→ **Problem to work on**:
Your task is to repeat the entries word for word while leaving out the pictures.

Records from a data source
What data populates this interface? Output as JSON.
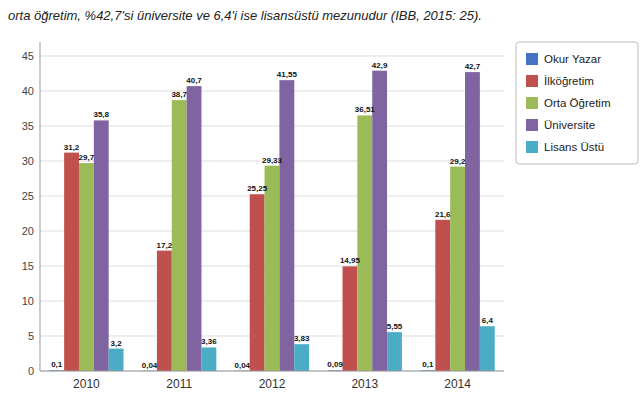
{
  "chart_data": {
    "type": "bar",
    "title": "orta öğretim, %42,7'si üniversite ve 6,4'i ise lisansüstü mezunudur (IBB, 2015: 25).",
    "categories": [
      "2010",
      "2011",
      "2012",
      "2013",
      "2014"
    ],
    "series": [
      {
        "name": "Okur Yazar",
        "color": "#4472C4",
        "values": [
          0.1,
          0.04,
          0.04,
          0.09,
          0.1
        ],
        "value_labels": [
          "0,1",
          "0,04",
          "0,04",
          "0,09",
          "0,1"
        ]
      },
      {
        "name": "İlköğretim",
        "color": "#C0504D",
        "values": [
          31.2,
          17.2,
          25.25,
          14.95,
          21.6
        ],
        "value_labels": [
          "31,2",
          "17,2",
          "25,25",
          "14,95",
          "21,6"
        ]
      },
      {
        "name": "Orta Öğretim",
        "color": "#9BBB59",
        "values": [
          29.7,
          38.7,
          29.33,
          36.51,
          29.2
        ],
        "value_labels": [
          "29,7",
          "38,7",
          "29,33",
          "36,51",
          "29,2"
        ]
      },
      {
        "name": "Üniversite",
        "color": "#8064A2",
        "values": [
          35.8,
          40.7,
          41.55,
          42.9,
          42.7
        ],
        "value_labels": [
          "35,8",
          "40,7",
          "41,55",
          "42,9",
          "42,7"
        ]
      },
      {
        "name": "Lisans Üstü",
        "color": "#4BACC6",
        "values": [
          3.2,
          3.36,
          3.83,
          5.55,
          6.4
        ],
        "value_labels": [
          "3,2",
          "3,36",
          "3,83",
          "5,55",
          "6,4"
        ]
      }
    ],
    "ylim": [
      0,
      47
    ],
    "yticks": [
      0,
      5,
      10,
      15,
      20,
      25,
      30,
      35,
      40,
      45
    ],
    "grid": true,
    "legend": "right",
    "data_labels": true
  }
}
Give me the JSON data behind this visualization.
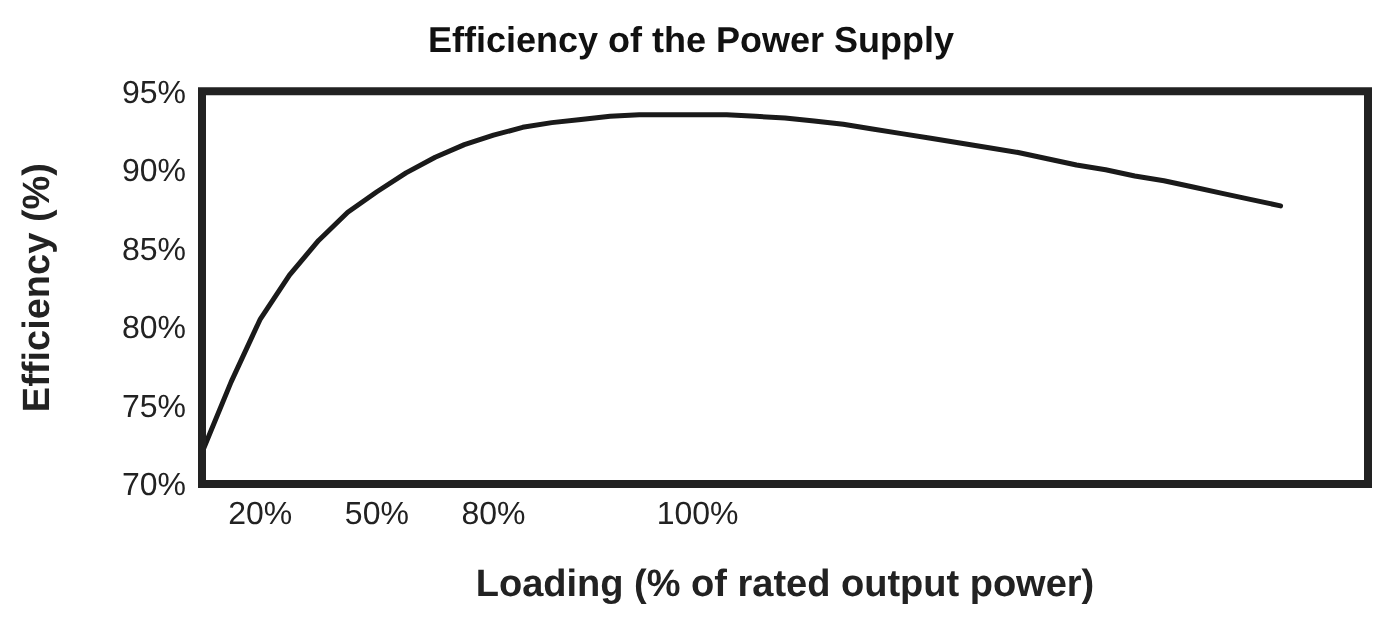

→ **Task response**:
What data populates this interface? Output as JSON.
{
  "chart_data": {
    "type": "bar",
    "title": "orta öğretim, %42,7'si üniversite ve 6,4'i ise lisansüstü mezunudur (IBB, 2015: 25).",
    "categories": [
      "2010",
      "2011",
      "2012",
      "2013",
      "2014"
    ],
    "series": [
      {
        "name": "Okur Yazar",
        "color": "#4472C4",
        "values": [
          0.1,
          0.04,
          0.04,
          0.09,
          0.1
        ],
        "value_labels": [
          "0,1",
          "0,04",
          "0,04",
          "0,09",
          "0,1"
        ]
      },
      {
        "name": "İlköğretim",
        "color": "#C0504D",
        "values": [
          31.2,
          17.2,
          25.25,
          14.95,
          21.6
        ],
        "value_labels": [
          "31,2",
          "17,2",
          "25,25",
          "14,95",
          "21,6"
        ]
      },
      {
        "name": "Orta Öğretim",
        "color": "#9BBB59",
        "values": [
          29.7,
          38.7,
          29.33,
          36.51,
          29.2
        ],
        "value_labels": [
          "29,7",
          "38,7",
          "29,33",
          "36,51",
          "29,2"
        ]
      },
      {
        "name": "Üniversite",
        "color": "#8064A2",
        "values": [
          35.8,
          40.7,
          41.55,
          42.9,
          42.7
        ],
        "value_labels": [
          "35,8",
          "40,7",
          "41,55",
          "42,9",
          "42,7"
        ]
      },
      {
        "name": "Lisans Üstü",
        "color": "#4BACC6",
        "values": [
          3.2,
          3.36,
          3.83,
          5.55,
          6.4
        ],
        "value_labels": [
          "3,2",
          "3,36",
          "3,83",
          "5,55",
          "6,4"
        ]
      }
    ],
    "ylim": [
      0,
      47
    ],
    "yticks": [
      0,
      5,
      10,
      15,
      20,
      25,
      30,
      35,
      40,
      45
    ],
    "grid": true,
    "legend": "right",
    "data_labels": true
  }
}
Give me the JSON data behind this visualization.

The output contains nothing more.